— WRITTEN EXERCISE —
Search the data for the word "cherche". Reproduce every line where it is found.

◇ ◇ ◇ ◇

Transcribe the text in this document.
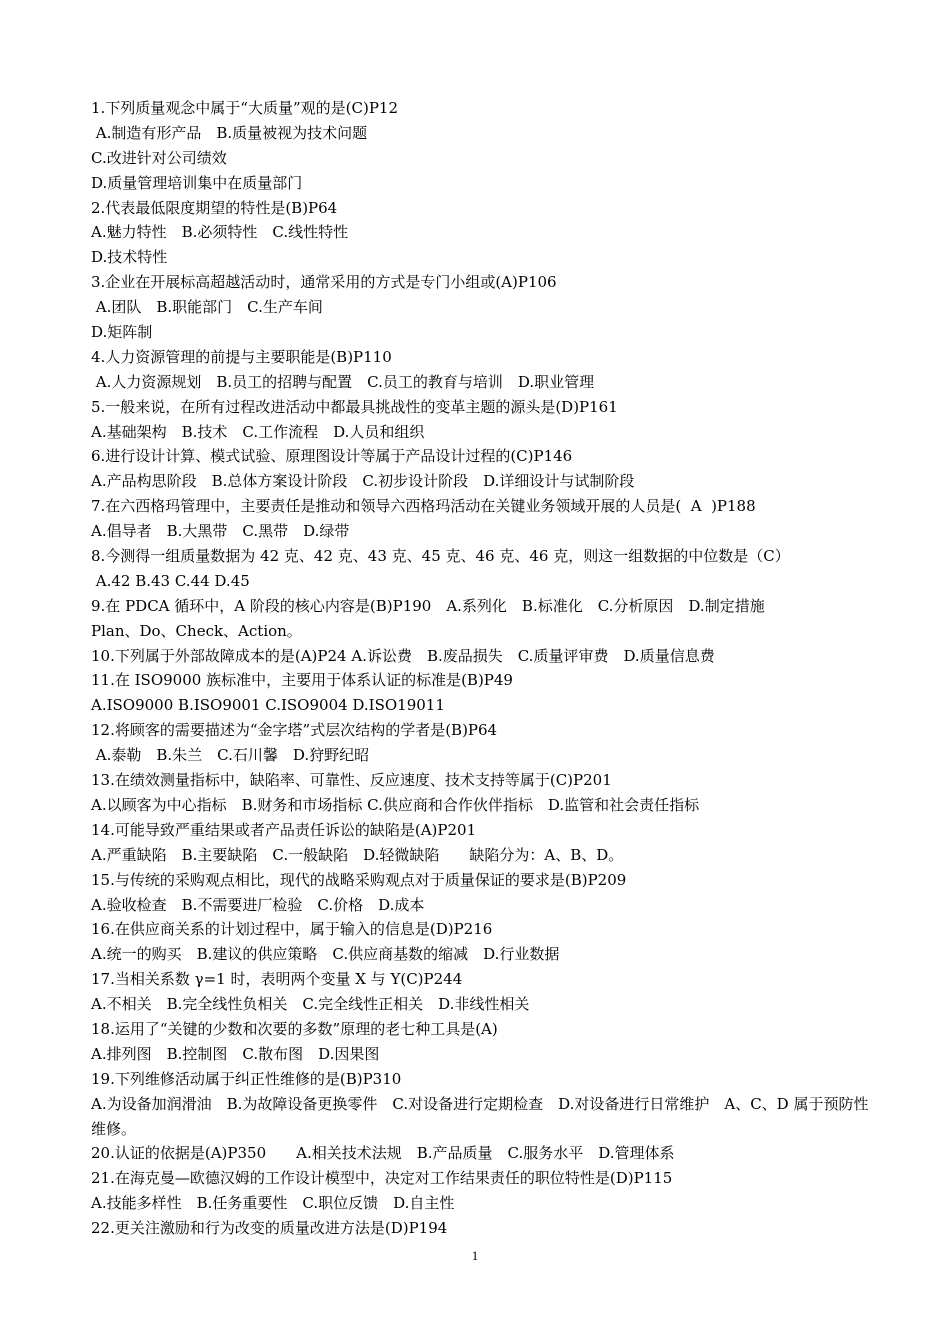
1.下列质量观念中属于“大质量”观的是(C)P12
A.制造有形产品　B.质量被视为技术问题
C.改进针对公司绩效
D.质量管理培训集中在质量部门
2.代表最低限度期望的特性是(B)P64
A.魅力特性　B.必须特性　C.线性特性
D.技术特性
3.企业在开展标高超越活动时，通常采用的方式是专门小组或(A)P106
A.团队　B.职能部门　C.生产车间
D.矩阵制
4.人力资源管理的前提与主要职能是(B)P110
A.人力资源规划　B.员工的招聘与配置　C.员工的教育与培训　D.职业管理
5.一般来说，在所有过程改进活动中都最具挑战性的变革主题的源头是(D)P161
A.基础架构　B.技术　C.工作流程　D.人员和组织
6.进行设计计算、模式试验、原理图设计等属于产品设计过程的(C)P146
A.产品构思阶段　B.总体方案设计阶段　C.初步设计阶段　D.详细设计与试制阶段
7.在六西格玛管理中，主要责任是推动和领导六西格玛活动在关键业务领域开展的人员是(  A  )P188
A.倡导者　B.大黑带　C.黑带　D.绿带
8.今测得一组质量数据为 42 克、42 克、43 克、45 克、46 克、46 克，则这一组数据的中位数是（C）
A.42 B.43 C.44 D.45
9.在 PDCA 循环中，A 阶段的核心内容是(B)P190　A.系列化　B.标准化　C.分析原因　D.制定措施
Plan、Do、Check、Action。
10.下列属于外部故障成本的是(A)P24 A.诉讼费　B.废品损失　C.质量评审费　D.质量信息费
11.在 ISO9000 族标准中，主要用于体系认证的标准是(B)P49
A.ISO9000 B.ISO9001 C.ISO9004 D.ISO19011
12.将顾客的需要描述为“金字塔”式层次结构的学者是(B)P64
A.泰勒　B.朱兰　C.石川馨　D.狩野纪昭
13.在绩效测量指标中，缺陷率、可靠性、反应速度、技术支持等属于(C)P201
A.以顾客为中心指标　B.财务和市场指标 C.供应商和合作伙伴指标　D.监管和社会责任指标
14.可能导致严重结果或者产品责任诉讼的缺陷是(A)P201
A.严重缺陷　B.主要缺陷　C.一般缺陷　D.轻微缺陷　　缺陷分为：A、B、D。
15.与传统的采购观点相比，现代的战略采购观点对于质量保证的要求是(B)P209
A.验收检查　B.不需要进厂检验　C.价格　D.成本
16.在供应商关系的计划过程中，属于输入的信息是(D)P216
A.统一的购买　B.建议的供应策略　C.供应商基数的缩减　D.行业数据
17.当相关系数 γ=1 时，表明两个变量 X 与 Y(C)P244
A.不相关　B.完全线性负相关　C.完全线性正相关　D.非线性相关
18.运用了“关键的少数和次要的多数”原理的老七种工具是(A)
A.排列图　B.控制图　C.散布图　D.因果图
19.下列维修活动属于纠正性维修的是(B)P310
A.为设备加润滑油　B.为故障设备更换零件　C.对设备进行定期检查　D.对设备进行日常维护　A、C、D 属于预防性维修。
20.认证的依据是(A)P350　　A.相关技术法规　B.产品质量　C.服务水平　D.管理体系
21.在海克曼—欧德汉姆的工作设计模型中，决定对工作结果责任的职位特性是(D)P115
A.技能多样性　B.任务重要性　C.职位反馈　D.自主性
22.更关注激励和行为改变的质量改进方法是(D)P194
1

◇ ◇ ◇ ◇

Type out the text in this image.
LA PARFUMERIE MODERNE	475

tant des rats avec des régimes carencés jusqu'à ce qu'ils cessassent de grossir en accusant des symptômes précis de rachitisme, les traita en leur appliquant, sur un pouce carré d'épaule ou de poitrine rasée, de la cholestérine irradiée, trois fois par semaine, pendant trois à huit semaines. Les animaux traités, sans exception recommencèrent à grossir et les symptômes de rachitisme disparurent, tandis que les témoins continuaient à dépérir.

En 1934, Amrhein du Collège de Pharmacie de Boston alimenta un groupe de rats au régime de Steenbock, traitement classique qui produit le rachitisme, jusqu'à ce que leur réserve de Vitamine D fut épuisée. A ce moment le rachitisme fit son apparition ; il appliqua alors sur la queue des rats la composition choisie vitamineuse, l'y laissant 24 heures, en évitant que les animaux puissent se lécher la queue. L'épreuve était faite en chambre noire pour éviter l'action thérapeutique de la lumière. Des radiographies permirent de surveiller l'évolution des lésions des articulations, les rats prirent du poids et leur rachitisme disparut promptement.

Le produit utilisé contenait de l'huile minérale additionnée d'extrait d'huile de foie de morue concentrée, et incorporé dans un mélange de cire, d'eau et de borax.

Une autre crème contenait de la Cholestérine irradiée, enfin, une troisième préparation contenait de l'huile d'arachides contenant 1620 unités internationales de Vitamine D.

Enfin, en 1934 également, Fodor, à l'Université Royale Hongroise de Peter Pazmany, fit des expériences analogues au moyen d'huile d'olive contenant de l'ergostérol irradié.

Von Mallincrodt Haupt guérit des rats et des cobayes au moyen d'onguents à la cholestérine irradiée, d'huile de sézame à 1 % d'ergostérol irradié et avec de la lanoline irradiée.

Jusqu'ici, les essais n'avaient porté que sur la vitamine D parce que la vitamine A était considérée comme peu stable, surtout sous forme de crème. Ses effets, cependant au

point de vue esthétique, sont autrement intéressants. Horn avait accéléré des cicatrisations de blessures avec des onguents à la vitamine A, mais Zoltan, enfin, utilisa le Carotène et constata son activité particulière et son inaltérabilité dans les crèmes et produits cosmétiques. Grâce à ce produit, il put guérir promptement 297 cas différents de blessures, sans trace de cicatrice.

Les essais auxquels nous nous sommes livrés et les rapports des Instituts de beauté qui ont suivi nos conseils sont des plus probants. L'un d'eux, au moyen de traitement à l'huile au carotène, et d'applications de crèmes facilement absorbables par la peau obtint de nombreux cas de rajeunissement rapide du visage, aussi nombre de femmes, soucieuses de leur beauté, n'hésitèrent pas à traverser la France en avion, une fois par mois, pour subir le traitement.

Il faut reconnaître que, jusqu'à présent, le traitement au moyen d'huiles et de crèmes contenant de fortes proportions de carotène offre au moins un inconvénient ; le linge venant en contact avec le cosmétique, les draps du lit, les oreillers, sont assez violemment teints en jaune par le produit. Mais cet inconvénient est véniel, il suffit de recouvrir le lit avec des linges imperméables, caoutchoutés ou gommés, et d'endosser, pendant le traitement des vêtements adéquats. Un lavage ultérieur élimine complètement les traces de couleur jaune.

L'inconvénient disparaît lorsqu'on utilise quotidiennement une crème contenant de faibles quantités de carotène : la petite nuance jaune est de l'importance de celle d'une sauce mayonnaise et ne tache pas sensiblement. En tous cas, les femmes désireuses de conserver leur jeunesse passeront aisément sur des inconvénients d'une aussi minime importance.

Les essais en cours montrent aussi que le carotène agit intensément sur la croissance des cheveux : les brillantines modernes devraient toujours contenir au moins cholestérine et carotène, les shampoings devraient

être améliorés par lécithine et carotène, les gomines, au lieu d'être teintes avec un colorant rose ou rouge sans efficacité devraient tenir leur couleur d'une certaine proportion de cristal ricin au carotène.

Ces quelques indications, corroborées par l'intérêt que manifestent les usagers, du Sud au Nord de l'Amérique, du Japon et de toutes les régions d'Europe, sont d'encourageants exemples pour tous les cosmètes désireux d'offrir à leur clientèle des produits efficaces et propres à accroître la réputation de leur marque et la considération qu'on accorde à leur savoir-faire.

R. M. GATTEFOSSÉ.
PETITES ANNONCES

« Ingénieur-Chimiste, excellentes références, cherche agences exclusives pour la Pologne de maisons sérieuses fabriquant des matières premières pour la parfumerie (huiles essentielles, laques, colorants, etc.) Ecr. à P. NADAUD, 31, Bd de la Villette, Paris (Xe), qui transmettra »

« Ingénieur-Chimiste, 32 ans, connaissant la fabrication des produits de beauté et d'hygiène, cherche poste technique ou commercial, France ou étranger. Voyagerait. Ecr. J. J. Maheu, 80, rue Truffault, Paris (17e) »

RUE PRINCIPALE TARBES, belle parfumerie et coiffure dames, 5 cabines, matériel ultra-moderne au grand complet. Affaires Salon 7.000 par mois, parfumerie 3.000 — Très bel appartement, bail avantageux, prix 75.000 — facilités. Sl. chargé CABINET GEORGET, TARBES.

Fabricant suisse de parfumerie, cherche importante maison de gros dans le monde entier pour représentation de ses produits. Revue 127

◇ ◇ ◇ ◇

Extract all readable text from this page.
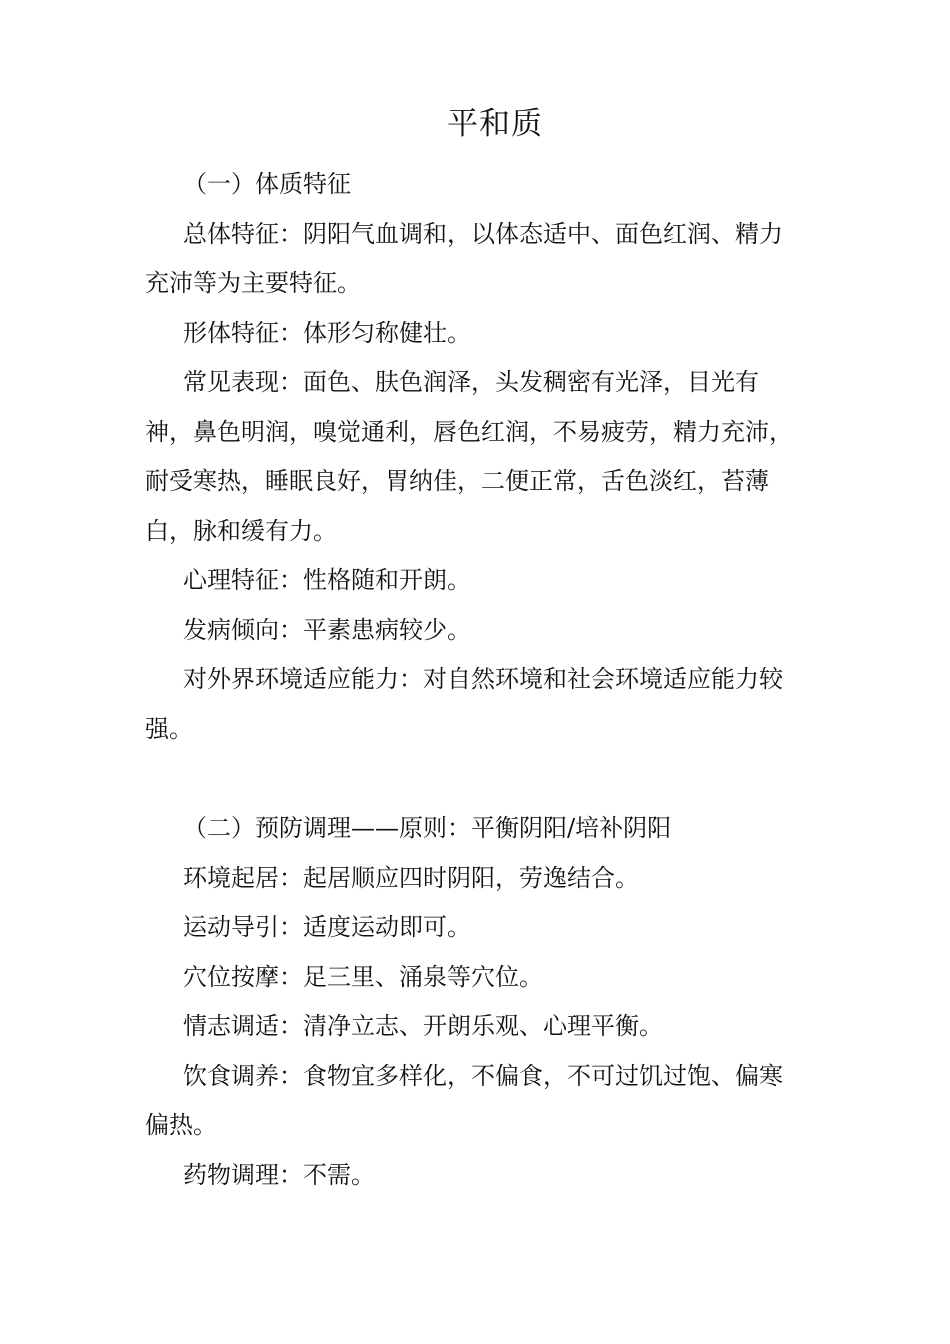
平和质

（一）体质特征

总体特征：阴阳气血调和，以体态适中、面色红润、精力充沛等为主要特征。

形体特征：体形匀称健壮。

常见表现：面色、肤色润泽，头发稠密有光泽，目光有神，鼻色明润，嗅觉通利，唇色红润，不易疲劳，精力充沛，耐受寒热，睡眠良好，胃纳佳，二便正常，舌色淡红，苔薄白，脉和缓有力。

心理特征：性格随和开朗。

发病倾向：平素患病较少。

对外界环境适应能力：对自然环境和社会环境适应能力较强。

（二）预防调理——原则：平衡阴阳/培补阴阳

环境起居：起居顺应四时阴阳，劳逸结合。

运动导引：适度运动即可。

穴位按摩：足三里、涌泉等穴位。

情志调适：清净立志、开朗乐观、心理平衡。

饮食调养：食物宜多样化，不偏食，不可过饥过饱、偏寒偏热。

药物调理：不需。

◇ ◇ ◇ ◇

— TASK SOLUTION —
« Ingénieur-Chimiste, excellentes références, cherche agences exclusives pour la Pologne de maisons sérieuses fabriquant des matières premières pour la parfumerie (huiles essentielles, laques, colorants, etc.) Ecr. à P. NADAUD, 31, Bd de la Villette, Paris (Xe), qui transmettra »
« Ingénieur-Chimiste, 32 ans, connaissant la fabrication des produits de beauté et d'hygiène, cherche poste technique ou commercial, France ou étranger. Voyagerait. Ecr. J. J. Maheu, 80, rue Truffault, Paris (17e) »
Fabricant suisse de parfumerie, cherche importante maison de gros dans le monde entier pour représentation de ses produits. Revue 127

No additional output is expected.